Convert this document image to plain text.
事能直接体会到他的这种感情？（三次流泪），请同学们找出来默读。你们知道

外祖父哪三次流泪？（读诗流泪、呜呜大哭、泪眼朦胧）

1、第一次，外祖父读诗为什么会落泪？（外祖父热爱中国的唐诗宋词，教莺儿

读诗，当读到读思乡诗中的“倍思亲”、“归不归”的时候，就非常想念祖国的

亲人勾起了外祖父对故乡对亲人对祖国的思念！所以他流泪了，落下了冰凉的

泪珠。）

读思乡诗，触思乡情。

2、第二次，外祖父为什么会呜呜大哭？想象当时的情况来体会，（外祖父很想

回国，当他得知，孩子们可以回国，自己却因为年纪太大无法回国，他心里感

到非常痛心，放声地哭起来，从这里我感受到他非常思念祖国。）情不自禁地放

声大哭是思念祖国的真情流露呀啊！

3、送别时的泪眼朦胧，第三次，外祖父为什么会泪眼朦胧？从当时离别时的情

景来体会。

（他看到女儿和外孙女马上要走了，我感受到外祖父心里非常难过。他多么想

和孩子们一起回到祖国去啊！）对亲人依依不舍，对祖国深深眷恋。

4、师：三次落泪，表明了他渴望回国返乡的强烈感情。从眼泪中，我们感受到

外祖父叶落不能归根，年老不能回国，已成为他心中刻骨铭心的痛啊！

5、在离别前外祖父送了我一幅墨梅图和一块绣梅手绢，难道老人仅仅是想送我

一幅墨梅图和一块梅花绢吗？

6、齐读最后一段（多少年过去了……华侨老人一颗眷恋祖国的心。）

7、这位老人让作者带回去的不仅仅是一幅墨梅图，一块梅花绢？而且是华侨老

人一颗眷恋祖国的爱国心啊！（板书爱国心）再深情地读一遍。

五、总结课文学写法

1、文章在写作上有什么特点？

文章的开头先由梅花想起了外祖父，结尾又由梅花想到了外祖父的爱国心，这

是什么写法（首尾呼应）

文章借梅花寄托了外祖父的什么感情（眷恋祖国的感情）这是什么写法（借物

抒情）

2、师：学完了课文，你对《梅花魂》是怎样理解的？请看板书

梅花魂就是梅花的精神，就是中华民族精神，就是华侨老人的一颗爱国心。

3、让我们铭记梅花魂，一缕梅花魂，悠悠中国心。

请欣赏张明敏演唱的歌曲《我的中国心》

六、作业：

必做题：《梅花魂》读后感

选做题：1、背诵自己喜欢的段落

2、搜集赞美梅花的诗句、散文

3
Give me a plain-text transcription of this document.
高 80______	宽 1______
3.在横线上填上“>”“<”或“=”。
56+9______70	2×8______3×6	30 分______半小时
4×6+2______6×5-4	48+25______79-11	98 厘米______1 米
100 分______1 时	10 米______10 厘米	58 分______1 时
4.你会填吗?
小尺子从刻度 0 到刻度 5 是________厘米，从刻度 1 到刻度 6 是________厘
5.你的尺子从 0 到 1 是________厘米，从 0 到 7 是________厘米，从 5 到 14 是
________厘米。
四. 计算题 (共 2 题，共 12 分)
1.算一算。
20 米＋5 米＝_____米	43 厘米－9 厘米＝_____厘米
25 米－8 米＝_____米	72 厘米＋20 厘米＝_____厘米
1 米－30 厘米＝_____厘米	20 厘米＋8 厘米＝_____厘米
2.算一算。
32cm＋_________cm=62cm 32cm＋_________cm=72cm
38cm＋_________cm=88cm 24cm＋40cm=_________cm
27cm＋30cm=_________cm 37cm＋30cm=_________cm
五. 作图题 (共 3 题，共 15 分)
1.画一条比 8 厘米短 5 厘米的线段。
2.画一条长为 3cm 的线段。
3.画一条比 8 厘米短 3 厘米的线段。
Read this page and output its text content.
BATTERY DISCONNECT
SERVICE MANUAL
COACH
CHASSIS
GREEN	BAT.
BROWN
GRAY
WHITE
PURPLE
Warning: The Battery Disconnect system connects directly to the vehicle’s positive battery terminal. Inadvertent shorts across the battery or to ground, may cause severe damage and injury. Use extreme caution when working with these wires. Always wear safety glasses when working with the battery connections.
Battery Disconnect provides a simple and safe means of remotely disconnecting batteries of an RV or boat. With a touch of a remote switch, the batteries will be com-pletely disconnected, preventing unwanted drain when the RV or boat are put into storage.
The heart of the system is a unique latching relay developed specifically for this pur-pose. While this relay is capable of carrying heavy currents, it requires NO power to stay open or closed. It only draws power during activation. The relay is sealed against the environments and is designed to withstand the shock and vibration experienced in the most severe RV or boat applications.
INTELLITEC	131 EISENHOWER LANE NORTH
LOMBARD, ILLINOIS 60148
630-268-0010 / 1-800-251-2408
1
══════
• _Given problem_:
Select from the material above each line in which the string "document" appears, and list those lines.

• _Completed task_:
Convert this document image to plain text.
Give me a plain-text transcription of this document.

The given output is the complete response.